List each line in which the string "caption" appears.
---------- INFORMATION SHOWN
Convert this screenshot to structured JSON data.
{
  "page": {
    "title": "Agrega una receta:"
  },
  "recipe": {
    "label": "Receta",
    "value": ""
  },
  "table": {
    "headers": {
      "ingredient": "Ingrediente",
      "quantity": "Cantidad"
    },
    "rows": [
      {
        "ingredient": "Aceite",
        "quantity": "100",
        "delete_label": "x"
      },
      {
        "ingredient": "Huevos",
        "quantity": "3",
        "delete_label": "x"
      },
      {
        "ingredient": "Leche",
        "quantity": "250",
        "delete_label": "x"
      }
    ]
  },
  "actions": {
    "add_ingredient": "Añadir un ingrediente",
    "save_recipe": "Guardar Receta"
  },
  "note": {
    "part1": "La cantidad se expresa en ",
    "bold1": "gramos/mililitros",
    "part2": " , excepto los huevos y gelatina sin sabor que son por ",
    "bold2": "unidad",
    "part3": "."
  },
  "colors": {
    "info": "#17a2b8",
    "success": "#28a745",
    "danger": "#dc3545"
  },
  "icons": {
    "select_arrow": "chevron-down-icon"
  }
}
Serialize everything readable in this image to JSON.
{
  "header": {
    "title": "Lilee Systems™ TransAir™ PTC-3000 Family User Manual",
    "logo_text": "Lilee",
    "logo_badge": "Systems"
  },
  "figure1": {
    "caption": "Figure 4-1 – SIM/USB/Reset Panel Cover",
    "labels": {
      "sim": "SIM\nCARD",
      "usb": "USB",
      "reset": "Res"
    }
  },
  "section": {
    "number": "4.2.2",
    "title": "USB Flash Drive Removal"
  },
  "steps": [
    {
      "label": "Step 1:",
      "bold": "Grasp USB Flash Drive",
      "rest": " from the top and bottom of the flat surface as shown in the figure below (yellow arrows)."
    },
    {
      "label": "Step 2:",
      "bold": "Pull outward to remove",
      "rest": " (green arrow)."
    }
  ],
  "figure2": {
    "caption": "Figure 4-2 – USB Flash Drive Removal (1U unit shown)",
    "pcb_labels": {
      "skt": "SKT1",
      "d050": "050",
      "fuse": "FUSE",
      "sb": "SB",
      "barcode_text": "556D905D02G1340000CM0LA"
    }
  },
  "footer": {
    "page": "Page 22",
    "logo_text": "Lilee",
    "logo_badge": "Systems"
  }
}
--------------------
● **ANSWER TO THIS TASK**:
    "caption": "Figure 4-1 – SIM/USB/Reset Panel Cover",
    "caption": "Figure 4-2 – USB Flash Drive Removal (1U unit shown)",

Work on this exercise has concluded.